[Collection entries]
<<<<

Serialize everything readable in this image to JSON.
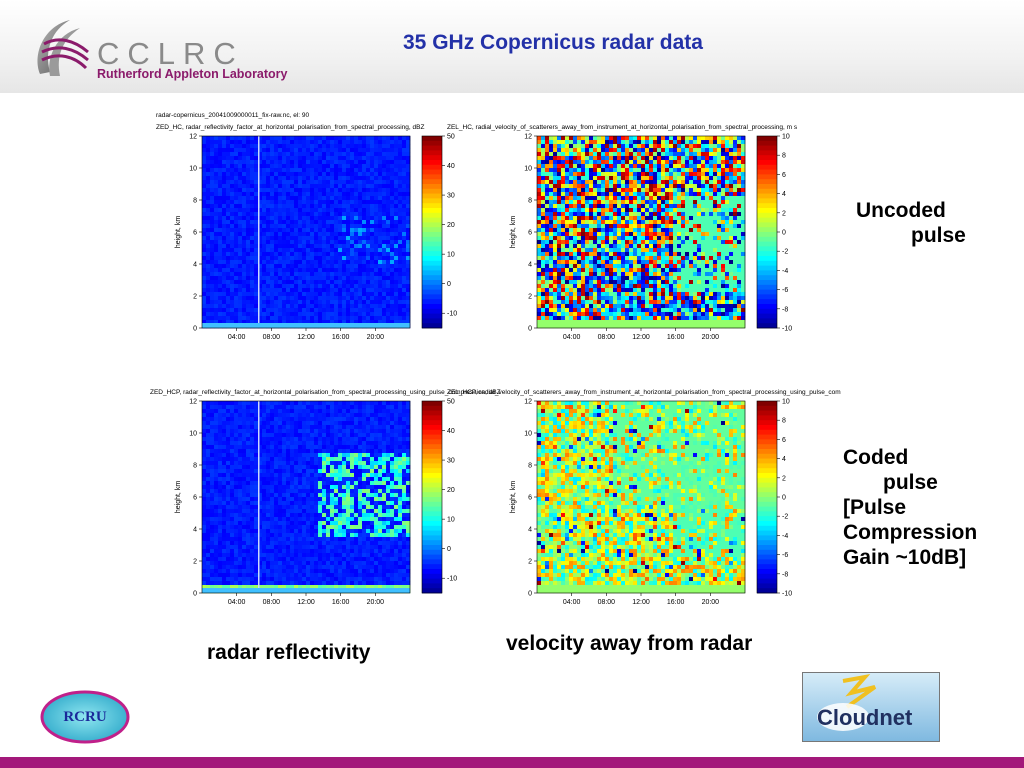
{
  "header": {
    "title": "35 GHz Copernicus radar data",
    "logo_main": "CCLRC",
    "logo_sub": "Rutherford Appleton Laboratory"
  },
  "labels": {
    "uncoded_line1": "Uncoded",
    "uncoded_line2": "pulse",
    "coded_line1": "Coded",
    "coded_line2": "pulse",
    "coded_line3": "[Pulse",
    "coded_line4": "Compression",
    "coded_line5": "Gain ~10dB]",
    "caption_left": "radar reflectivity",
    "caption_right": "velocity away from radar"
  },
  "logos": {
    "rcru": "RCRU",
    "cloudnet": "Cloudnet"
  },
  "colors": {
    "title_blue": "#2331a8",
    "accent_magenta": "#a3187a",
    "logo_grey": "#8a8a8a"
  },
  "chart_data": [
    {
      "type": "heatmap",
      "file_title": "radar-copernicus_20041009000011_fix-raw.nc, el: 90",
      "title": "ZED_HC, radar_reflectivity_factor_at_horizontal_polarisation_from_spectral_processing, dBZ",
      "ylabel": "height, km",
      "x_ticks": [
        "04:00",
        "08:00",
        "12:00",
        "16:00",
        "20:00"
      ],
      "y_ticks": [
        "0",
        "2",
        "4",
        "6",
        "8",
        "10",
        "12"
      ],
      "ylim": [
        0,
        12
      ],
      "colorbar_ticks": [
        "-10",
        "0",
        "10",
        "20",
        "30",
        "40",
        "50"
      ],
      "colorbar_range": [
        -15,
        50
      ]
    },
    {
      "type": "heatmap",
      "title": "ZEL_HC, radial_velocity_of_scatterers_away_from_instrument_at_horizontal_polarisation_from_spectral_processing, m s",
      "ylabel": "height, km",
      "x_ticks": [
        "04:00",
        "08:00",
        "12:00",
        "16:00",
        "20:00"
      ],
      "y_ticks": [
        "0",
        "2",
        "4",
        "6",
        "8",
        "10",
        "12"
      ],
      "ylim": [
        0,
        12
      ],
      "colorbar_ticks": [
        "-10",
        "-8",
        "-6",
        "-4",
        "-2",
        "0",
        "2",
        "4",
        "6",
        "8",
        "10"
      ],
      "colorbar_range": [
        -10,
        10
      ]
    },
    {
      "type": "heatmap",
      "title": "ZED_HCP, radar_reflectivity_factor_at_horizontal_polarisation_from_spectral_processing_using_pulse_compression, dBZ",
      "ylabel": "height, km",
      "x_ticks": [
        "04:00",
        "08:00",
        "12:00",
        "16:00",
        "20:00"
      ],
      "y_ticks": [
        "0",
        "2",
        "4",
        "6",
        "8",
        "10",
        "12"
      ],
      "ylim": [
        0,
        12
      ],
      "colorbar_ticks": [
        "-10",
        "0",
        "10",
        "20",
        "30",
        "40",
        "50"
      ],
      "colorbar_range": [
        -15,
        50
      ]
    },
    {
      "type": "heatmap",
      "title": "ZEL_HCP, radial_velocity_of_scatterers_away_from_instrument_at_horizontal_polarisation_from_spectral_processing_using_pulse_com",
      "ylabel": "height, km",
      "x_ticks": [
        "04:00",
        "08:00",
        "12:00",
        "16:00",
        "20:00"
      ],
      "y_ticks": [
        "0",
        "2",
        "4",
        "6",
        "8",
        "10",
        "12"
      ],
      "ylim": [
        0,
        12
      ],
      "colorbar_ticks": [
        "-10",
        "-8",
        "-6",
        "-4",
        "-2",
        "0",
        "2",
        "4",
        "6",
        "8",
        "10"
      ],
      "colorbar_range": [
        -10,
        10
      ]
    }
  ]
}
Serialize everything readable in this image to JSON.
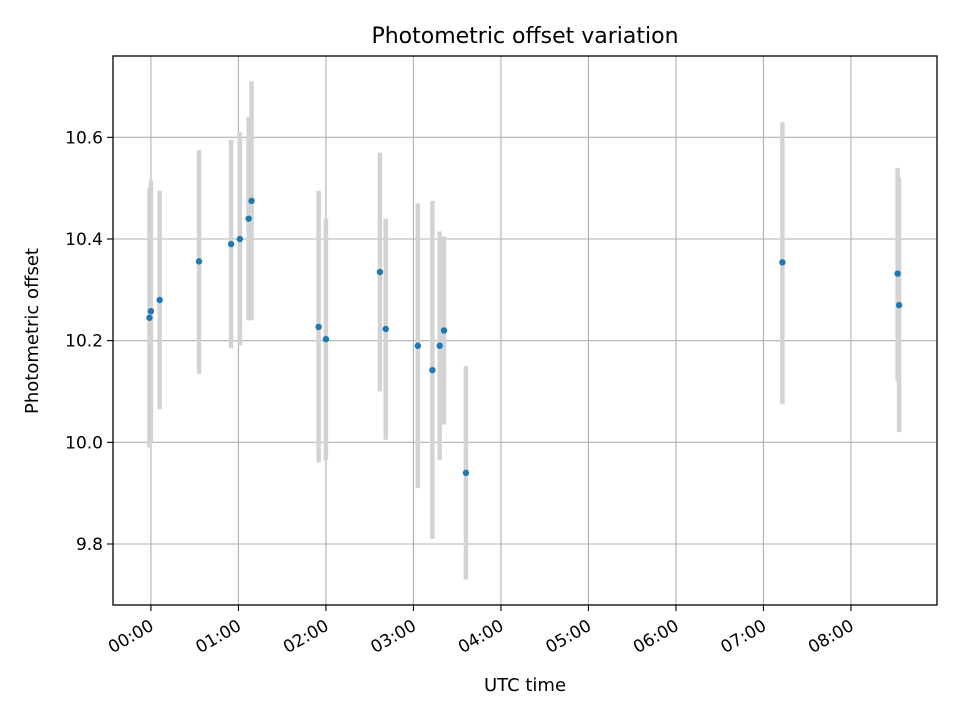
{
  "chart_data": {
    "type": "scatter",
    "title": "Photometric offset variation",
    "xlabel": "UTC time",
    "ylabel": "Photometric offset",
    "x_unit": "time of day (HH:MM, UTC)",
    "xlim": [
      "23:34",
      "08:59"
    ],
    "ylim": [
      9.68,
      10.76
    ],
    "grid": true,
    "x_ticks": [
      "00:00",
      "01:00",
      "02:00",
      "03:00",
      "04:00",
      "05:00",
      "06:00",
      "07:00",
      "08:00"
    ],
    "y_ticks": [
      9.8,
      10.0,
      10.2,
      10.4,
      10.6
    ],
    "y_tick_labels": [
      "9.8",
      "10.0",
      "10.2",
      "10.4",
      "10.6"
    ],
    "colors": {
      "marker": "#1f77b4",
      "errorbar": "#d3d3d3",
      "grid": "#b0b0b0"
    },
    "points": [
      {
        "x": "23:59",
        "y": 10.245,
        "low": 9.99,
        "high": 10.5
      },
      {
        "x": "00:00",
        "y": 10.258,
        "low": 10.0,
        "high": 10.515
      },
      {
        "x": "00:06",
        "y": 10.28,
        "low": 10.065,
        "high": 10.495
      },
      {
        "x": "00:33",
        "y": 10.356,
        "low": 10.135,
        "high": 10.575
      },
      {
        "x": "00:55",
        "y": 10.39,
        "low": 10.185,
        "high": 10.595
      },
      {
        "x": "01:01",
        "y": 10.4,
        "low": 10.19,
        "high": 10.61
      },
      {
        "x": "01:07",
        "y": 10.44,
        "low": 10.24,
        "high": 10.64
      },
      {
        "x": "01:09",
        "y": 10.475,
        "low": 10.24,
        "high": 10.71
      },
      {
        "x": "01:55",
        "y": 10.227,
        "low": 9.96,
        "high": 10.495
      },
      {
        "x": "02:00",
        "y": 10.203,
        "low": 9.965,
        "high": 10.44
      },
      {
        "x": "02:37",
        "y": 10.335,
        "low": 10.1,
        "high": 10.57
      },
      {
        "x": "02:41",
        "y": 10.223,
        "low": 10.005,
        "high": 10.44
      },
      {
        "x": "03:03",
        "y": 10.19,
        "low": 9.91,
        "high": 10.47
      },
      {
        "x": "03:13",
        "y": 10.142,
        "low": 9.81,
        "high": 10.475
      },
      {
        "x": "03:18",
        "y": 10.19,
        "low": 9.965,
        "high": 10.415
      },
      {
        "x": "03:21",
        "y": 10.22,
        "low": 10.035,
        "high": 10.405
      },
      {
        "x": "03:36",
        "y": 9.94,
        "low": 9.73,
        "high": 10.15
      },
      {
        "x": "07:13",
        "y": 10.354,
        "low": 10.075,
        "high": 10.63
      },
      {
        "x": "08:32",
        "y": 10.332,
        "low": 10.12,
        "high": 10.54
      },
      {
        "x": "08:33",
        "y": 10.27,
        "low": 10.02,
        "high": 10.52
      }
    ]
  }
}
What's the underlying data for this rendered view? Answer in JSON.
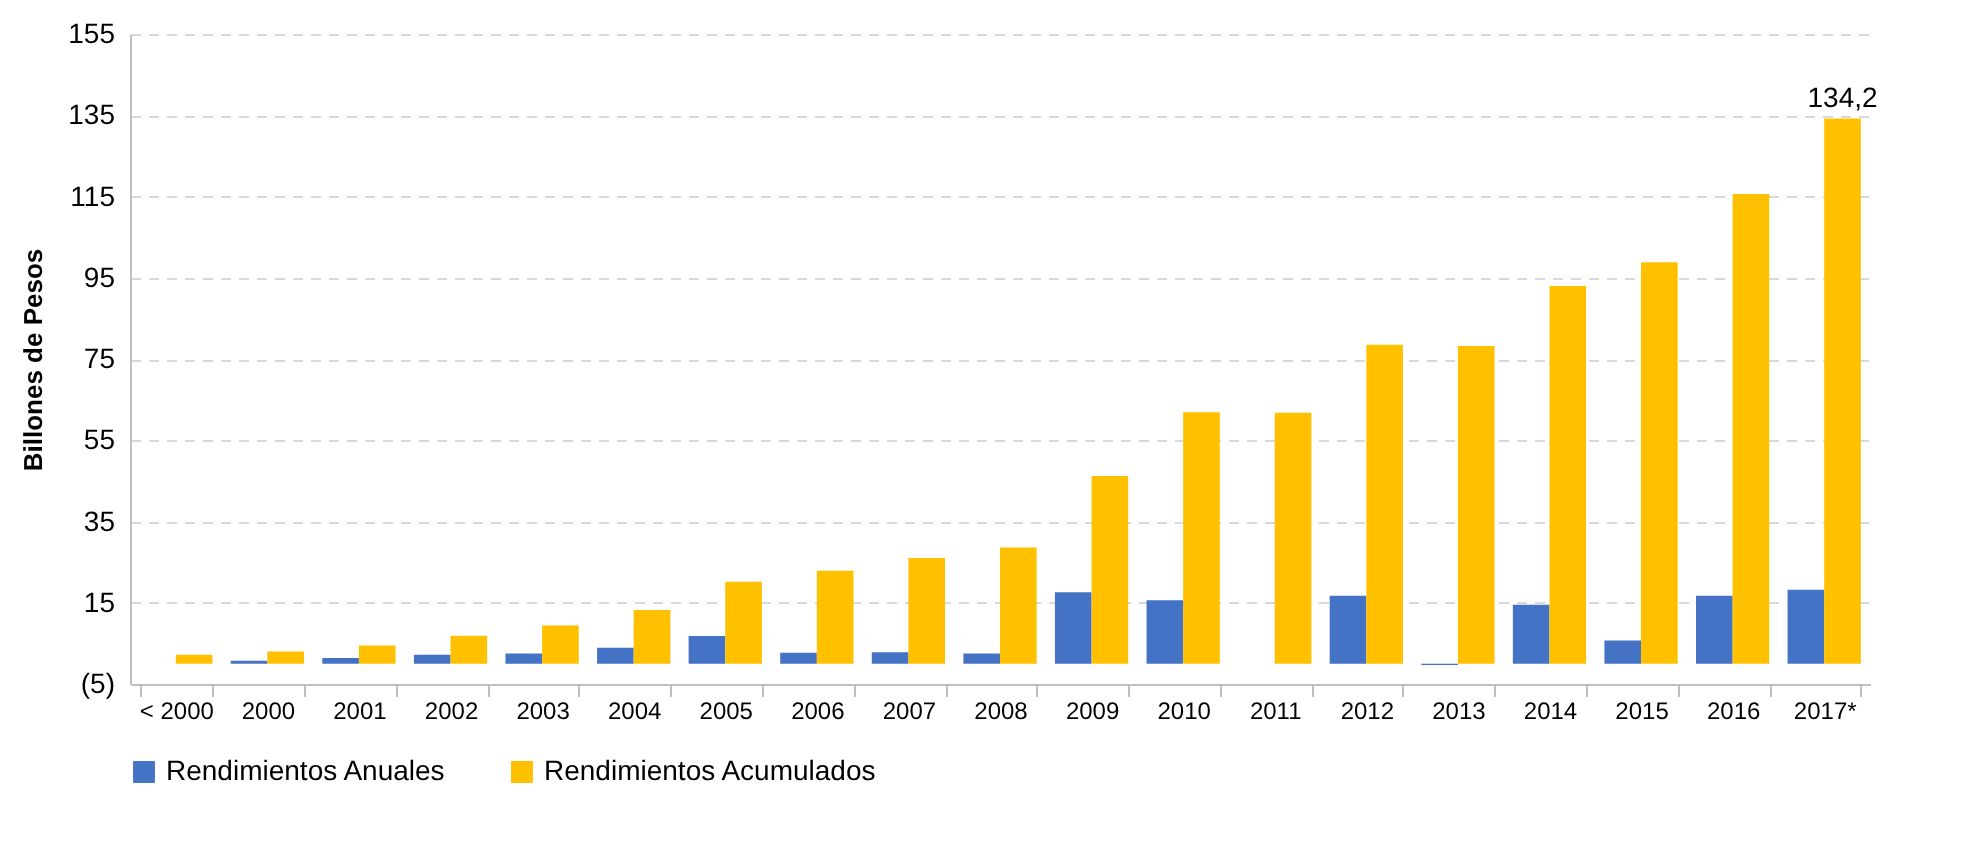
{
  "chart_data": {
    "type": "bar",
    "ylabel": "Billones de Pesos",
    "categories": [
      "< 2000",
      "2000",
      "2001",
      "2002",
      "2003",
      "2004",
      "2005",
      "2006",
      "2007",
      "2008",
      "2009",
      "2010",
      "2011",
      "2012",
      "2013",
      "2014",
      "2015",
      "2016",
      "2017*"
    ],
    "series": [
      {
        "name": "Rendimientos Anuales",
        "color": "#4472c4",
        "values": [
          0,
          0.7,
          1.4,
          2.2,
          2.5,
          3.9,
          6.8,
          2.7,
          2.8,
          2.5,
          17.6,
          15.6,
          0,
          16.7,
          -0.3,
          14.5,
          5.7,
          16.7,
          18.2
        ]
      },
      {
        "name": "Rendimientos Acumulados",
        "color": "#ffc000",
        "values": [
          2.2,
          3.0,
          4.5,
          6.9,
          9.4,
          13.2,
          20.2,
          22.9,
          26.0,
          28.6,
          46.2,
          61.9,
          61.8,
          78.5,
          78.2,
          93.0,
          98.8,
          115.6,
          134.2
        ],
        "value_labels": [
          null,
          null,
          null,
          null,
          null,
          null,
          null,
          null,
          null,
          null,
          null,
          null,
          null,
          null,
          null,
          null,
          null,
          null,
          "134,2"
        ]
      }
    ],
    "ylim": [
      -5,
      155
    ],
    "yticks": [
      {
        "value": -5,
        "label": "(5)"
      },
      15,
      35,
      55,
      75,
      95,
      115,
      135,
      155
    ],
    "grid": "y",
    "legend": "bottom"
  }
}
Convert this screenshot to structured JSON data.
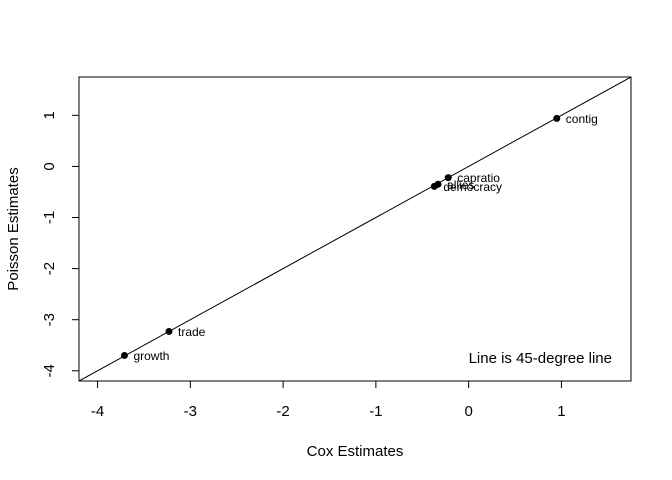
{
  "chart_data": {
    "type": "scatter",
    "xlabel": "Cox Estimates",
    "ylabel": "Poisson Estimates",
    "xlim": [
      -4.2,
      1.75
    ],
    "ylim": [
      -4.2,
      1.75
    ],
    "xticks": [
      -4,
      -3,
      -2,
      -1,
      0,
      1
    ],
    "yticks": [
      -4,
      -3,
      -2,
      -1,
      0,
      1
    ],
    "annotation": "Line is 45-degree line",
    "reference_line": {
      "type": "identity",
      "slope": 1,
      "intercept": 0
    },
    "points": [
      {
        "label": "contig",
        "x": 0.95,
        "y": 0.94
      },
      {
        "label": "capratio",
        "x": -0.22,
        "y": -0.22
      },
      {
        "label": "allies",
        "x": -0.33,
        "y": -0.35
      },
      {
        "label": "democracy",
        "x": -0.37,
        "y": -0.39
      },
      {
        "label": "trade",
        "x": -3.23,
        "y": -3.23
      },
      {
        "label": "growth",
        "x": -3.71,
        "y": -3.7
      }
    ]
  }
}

>>>>

### [Instructions for the task]
Reproduce every line of the listing above in which the string "Photometric" appears.

### [Solution below]
    "title": "Photometric offset variation",
    "ylabel": "Photometric offset",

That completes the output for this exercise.